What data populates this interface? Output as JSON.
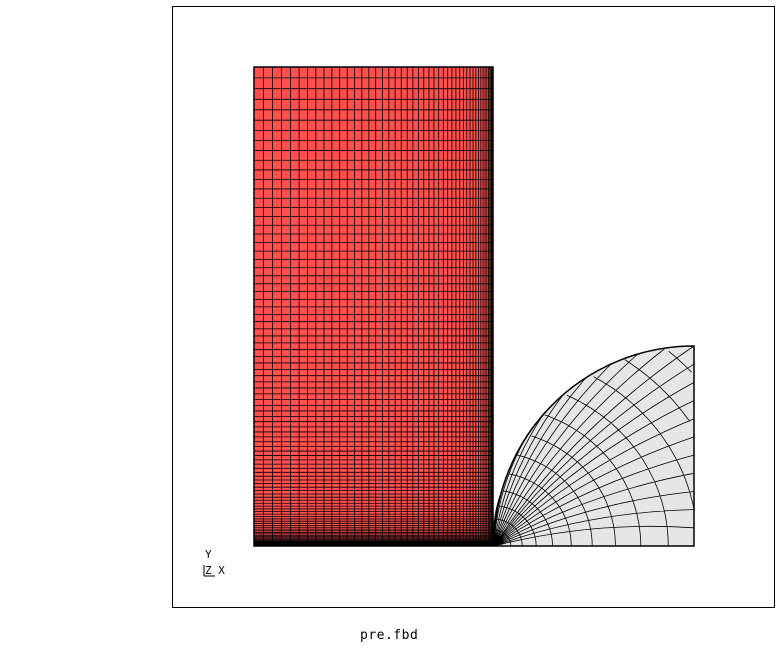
{
  "status": {
    "filename": "pre.fbd"
  },
  "axes_triad": {
    "y_label": "Y",
    "zx_label": "Z X"
  },
  "colors": {
    "background": "#ffffff",
    "frame": "#000000",
    "block_fill": "#ff5050",
    "block_mesh": "#000000",
    "quarter_disk_fill": "#e6e6e6",
    "quarter_disk_mesh": "#000000"
  },
  "mesh": {
    "block_columns": 48,
    "block_rows": 96,
    "quarter_disk_radial_rings": 14,
    "quarter_disk_arc_lines": 22
  }
}
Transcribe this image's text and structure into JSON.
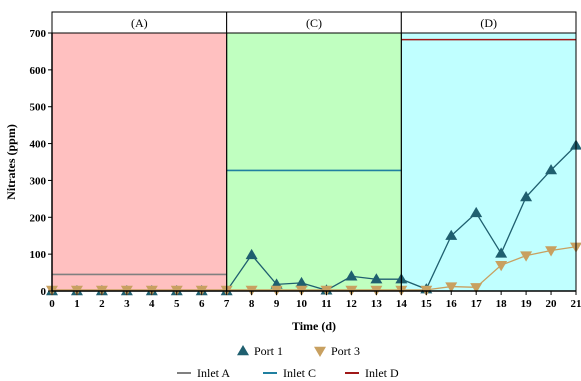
{
  "chart_data": {
    "type": "line",
    "xlabel": "Time (d)",
    "ylabel": "Nitrates (ppm)",
    "xlim": [
      0,
      21
    ],
    "ylim": [
      0,
      700
    ],
    "x_ticks": [
      0,
      1,
      2,
      3,
      4,
      5,
      6,
      7,
      8,
      9,
      10,
      11,
      12,
      13,
      14,
      15,
      16,
      17,
      18,
      19,
      20,
      21
    ],
    "y_ticks": [
      0,
      100,
      200,
      300,
      400,
      500,
      600,
      700
    ],
    "grid": false,
    "legend_position": "bottom",
    "panels": [
      {
        "label": "(A)",
        "x_range": [
          0,
          7
        ],
        "background": "#ffc0c0"
      },
      {
        "label": "(C)",
        "x_range": [
          7,
          14
        ],
        "background": "#c0ffc0"
      },
      {
        "label": "(D)",
        "x_range": [
          14,
          21
        ],
        "background": "#c0ffff"
      }
    ],
    "series": [
      {
        "name": "Port 1",
        "marker": "triangle-up",
        "color": "#1f5f6f",
        "x": [
          0,
          1,
          2,
          3,
          4,
          5,
          6,
          7,
          8,
          9,
          10,
          11,
          12,
          13,
          14,
          15,
          16,
          17,
          18,
          19,
          20,
          21
        ],
        "values": [
          0,
          0,
          0,
          0,
          0,
          0,
          0,
          0,
          98,
          18,
          22,
          2,
          40,
          32,
          32,
          5,
          150,
          212,
          102,
          255,
          328,
          395
        ]
      },
      {
        "name": "Port 3",
        "marker": "triangle-down",
        "color": "#c8a060",
        "x": [
          0,
          1,
          2,
          3,
          4,
          5,
          6,
          7,
          8,
          9,
          10,
          11,
          12,
          13,
          14,
          15,
          16,
          17,
          18,
          19,
          20,
          21
        ],
        "values": [
          3,
          3,
          3,
          3,
          3,
          3,
          3,
          3,
          3,
          3,
          3,
          3,
          3,
          3,
          3,
          3,
          12,
          10,
          70,
          96,
          110,
          120
        ]
      }
    ],
    "reference_lines": [
      {
        "name": "Inlet A",
        "color": "#808080",
        "value": 45,
        "x_range": [
          0,
          7
        ]
      },
      {
        "name": "Inlet C",
        "color": "#2080a0",
        "value": 327,
        "x_range": [
          7,
          14
        ]
      },
      {
        "name": "Inlet D",
        "color": "#a01818",
        "value": 682,
        "x_range": [
          14,
          21
        ]
      }
    ]
  }
}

- Exercise directions -
Find every line that has "this" in it, then return those lines.

- Output of the exercise -
What data populates this interface? Output as JSON.
Transcribe this image's text and structure into JSON.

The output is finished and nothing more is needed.